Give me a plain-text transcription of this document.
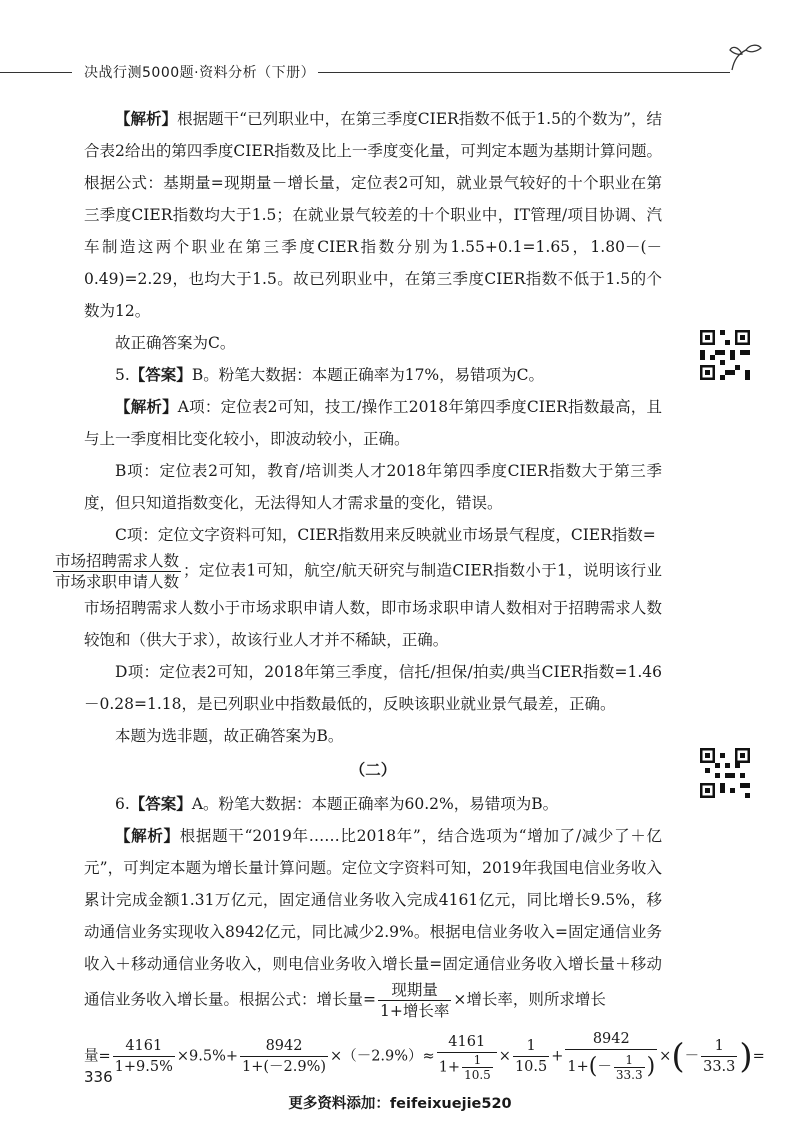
决战行测5000题·资料分析（下册）

【解析】根据题干“已列职业中，在第三季度CIER指数不低于1.5的个数为”，结合表2给出的第四季度CIER指数及比上一季度变化量，可判定本题为基期计算问题。根据公式：基期量=现期量－增长量，定位表2可知，就业景气较好的十个职业在第三季度CIER指数均大于1.5；在就业景气较差的十个职业中，IT管理/项目协调、汽车制造这两个职业在第三季度CIER指数分别为1.55+0.1=1.65，1.80－(－0.49)=2.29，也均大于1.5。故已列职业中，在第三季度CIER指数不低于1.5的个数为12。

故正确答案为C。

5.【答案】B。粉笔大数据：本题正确率为17%，易错项为C。

【解析】A项：定位表2可知，技工/操作工2018年第四季度CIER指数最高，且与上一季度相比变化较小，即波动较小，正确。

B项：定位表2可知，教育/培训类人才2018年第四季度CIER指数大于第三季度，但只知道指数变化，无法得知人才需求量的变化，错误。

C项：定位文字资料可知，CIER指数用来反映就业市场景气程度，CIER指数=

$\frac{\text{市场招聘需求人数}}{\text{市场求职申请人数}}$ ；定位表1可知，航空/航天研究与制造CIER指数小于1，说明该行业市场招聘需求人数小于市场求职申请人数，即市场求职申请人数相对于招聘需求人数较饱和（供大于求），故该行业人才并不稀缺，正确。

D项：定位表2可知，2018年第三季度，信托/担保/拍卖/典当CIER指数=1.46－0.28=1.18，是已列职业中指数最低的，反映该职业就业景气最差，正确。

本题为选非题，故正确答案为B。

（二）

6.【答案】A。粉笔大数据：本题正确率为60.2%，易错项为B。

【解析】根据题干“2019年……比2018年”，结合选项为“增加了/减少了＋亿元”，可判定本题为增长量计算问题。定位文字资料可知，2019年我国电信业务收入累计完成金额1.31万亿元，固定通信业务收入完成4161亿元，同比增长9.5%，移动通信业务实现收入8942亿元，同比减少2.9%。根据电信业务收入=固定通信业务收入＋移动通信业务收入，则电信业务收入增长量=固定通信业务收入增长量＋移动通信业务收入增长量。根据公式：增长量= $\frac{\text{现期量}}{\text{1+增长率}}$ ×增长率，则所求增长

量= $\frac{4161}{1+9.5\%} \times 9.5\%+ \frac{8942}{1+(-2.9\%)} \times(-2.9\%)\approx \frac{4161}{1+ \frac{1}{10.5}} \times \frac{1}{10.5} + \frac{8942}{1+(- \frac{1}{33.3} )}$ ×(－ $\frac{1}{33.3}$ )=

336
更多资料添加：feifeixuejie520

▶ Task to carry out:
The required output is the number of lines containing the word "text", and nothing besides.

▶ Full answer:
3